■ **Material for the task**:
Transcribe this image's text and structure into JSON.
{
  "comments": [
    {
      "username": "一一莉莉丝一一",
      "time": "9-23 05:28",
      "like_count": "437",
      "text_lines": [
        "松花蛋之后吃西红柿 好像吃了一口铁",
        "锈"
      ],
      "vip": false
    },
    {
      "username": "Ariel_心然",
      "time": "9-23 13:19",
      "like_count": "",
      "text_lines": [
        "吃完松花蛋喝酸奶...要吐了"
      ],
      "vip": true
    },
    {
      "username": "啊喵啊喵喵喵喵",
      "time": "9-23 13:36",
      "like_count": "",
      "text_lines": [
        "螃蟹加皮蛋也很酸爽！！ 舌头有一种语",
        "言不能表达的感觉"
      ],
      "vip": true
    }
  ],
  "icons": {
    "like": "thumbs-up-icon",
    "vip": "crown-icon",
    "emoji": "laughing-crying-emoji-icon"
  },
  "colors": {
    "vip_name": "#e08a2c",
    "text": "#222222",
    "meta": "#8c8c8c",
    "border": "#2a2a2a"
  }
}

■ **Exercise brief**: Return all of the entries exactly as they were supplied.

■ **Solution to this problem**:
Transcribe this image's text and structure into JSON.
{
  "comments": [
    {
      "username": "一一莉莉丝一一",
      "time": "9-23 05:28",
      "like_count": "437",
      "text_lines": [
        "松花蛋之后吃西红柿 好像吃了一口铁",
        "锈"
      ],
      "vip": false
    },
    {
      "username": "Ariel_心然",
      "time": "9-23 13:19",
      "like_count": "",
      "text_lines": [
        "吃完松花蛋喝酸奶...要吐了"
      ],
      "vip": true
    },
    {
      "username": "啊喵啊喵喵喵喵",
      "time": "9-23 13:36",
      "like_count": "",
      "text_lines": [
        "螃蟹加皮蛋也很酸爽！！ 舌头有一种语",
        "言不能表达的感觉"
      ],
      "vip": true
    }
  ],
  "icons": {
    "like": "thumbs-up-icon",
    "vip": "crown-icon",
    "emoji": "laughing-crying-emoji-icon"
  },
  "colors": {
    "vip_name": "#e08a2c",
    "text": "#222222",
    "meta": "#8c8c8c",
    "border": "#2a2a2a"
  }
}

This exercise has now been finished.